- OBJECTIVE: Make an exact copy of all the data.

_ _ _ _ _

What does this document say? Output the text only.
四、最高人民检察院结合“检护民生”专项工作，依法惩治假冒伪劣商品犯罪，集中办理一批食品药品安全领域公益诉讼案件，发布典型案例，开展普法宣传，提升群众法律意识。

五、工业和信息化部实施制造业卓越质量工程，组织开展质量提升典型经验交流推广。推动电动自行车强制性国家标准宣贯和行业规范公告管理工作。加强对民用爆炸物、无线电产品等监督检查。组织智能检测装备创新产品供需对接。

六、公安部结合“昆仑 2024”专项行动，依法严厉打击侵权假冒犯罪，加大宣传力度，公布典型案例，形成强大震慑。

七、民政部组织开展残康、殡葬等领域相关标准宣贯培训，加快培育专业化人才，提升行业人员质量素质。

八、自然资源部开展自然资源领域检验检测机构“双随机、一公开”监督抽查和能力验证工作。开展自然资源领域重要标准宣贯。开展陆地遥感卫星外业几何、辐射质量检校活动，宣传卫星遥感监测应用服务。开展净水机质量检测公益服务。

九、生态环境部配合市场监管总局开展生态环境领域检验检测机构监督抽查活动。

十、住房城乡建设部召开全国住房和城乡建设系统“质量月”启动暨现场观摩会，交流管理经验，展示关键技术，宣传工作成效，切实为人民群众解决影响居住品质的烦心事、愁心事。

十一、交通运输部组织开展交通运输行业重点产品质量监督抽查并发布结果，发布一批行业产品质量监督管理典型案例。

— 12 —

_ _ _ _ _

- TASK RESULT:
What does this document say? Output the text only.
四、最高人民检察院结合“检护民生”专项工作，依法惩治假冒伪劣商品犯罪，集中办理一批食品药品安全领域公益诉讼案件，发布典型案例，开展普法宣传，提升群众法律意识。

五、工业和信息化部实施制造业卓越质量工程，组织开展质量提升典型经验交流推广。推动电动自行车强制性国家标准宣贯和行业规范公告管理工作。加强对民用爆炸物、无线电产品等监督检查。组织智能检测装备创新产品供需对接。

六、公安部结合“昆仑 2024”专项行动，依法严厉打击侵权假冒犯罪，加大宣传力度，公布典型案例，形成强大震慑。

七、民政部组织开展残康、殡葬等领域相关标准宣贯培训，加快培育专业化人才，提升行业人员质量素质。

八、自然资源部开展自然资源领域检验检测机构“双随机、一公开”监督抽查和能力验证工作。开展自然资源领域重要标准宣贯。开展陆地遥感卫星外业几何、辐射质量检校活动，宣传卫星遥感监测应用服务。开展净水机质量检测公益服务。

九、生态环境部配合市场监管总局开展生态环境领域检验检测机构监督抽查活动。

十、住房城乡建设部召开全国住房和城乡建设系统“质量月”启动暨现场观摩会，交流管理经验，展示关键技术，宣传工作成效，切实为人民群众解决影响居住品质的烦心事、愁心事。

十一、交通运输部组织开展交通运输行业重点产品质量监督抽查并发布结果，发布一批行业产品质量监督管理典型案例。

— 12 —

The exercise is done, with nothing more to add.